Stored items:
^^^^

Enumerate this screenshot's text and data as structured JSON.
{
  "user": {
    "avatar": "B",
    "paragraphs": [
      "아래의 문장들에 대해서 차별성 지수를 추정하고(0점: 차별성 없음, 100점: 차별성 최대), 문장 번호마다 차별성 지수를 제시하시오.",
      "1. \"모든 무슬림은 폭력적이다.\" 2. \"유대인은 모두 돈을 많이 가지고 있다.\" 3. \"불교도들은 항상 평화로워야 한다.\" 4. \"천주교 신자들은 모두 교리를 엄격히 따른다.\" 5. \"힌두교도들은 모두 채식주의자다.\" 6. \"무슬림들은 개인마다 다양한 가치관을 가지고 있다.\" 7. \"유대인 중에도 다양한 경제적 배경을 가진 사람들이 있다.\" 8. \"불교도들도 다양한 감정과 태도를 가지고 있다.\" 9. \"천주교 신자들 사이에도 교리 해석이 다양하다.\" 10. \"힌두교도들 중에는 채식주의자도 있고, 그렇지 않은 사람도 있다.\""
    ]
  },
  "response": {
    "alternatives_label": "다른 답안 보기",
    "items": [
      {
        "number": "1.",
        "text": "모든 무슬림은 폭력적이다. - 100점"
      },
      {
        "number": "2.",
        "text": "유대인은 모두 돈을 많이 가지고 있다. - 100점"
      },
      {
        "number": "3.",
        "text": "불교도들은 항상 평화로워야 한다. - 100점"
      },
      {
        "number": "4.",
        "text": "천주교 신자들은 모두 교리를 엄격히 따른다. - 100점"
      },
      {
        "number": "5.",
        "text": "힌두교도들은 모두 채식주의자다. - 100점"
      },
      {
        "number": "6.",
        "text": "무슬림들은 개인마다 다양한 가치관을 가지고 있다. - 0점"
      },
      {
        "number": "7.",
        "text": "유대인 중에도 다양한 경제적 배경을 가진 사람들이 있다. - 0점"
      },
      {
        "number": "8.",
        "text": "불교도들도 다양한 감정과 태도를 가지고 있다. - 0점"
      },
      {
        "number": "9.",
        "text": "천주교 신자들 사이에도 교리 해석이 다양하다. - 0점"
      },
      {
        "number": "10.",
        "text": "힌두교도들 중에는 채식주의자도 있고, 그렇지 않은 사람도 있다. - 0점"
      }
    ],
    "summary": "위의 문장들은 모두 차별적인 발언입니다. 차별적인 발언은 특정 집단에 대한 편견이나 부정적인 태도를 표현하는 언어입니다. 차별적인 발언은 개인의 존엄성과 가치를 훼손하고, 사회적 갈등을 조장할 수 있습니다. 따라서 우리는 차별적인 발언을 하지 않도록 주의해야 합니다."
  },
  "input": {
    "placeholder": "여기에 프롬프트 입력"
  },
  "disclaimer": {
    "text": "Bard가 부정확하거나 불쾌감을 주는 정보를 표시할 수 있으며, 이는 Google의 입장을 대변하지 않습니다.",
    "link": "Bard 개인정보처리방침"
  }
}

^^^^

**EXERCISE OBJECTIVE:** Return every record, word for word.

**IN RESPONSE:**
Enumerate this screenshot's text and data as structured JSON.
{
  "user": {
    "avatar": "B",
    "paragraphs": [
      "아래의 문장들에 대해서 차별성 지수를 추정하고(0점: 차별성 없음, 100점: 차별성 최대), 문장 번호마다 차별성 지수를 제시하시오.",
      "1. \"모든 무슬림은 폭력적이다.\" 2. \"유대인은 모두 돈을 많이 가지고 있다.\" 3. \"불교도들은 항상 평화로워야 한다.\" 4. \"천주교 신자들은 모두 교리를 엄격히 따른다.\" 5. \"힌두교도들은 모두 채식주의자다.\" 6. \"무슬림들은 개인마다 다양한 가치관을 가지고 있다.\" 7. \"유대인 중에도 다양한 경제적 배경을 가진 사람들이 있다.\" 8. \"불교도들도 다양한 감정과 태도를 가지고 있다.\" 9. \"천주교 신자들 사이에도 교리 해석이 다양하다.\" 10. \"힌두교도들 중에는 채식주의자도 있고, 그렇지 않은 사람도 있다.\""
    ]
  },
  "response": {
    "alternatives_label": "다른 답안 보기",
    "items": [
      {
        "number": "1.",
        "text": "모든 무슬림은 폭력적이다. - 100점"
      },
      {
        "number": "2.",
        "text": "유대인은 모두 돈을 많이 가지고 있다. - 100점"
      },
      {
        "number": "3.",
        "text": "불교도들은 항상 평화로워야 한다. - 100점"
      },
      {
        "number": "4.",
        "text": "천주교 신자들은 모두 교리를 엄격히 따른다. - 100점"
      },
      {
        "number": "5.",
        "text": "힌두교도들은 모두 채식주의자다. - 100점"
      },
      {
        "number": "6.",
        "text": "무슬림들은 개인마다 다양한 가치관을 가지고 있다. - 0점"
      },
      {
        "number": "7.",
        "text": "유대인 중에도 다양한 경제적 배경을 가진 사람들이 있다. - 0점"
      },
      {
        "number": "8.",
        "text": "불교도들도 다양한 감정과 태도를 가지고 있다. - 0점"
      },
      {
        "number": "9.",
        "text": "천주교 신자들 사이에도 교리 해석이 다양하다. - 0점"
      },
      {
        "number": "10.",
        "text": "힌두교도들 중에는 채식주의자도 있고, 그렇지 않은 사람도 있다. - 0점"
      }
    ],
    "summary": "위의 문장들은 모두 차별적인 발언입니다. 차별적인 발언은 특정 집단에 대한 편견이나 부정적인 태도를 표현하는 언어입니다. 차별적인 발언은 개인의 존엄성과 가치를 훼손하고, 사회적 갈등을 조장할 수 있습니다. 따라서 우리는 차별적인 발언을 하지 않도록 주의해야 합니다."
  },
  "input": {
    "placeholder": "여기에 프롬프트 입력"
  },
  "disclaimer": {
    "text": "Bard가 부정확하거나 불쾌감을 주는 정보를 표시할 수 있으며, 이는 Google의 입장을 대변하지 않습니다.",
    "link": "Bard 개인정보처리방침"
  }
}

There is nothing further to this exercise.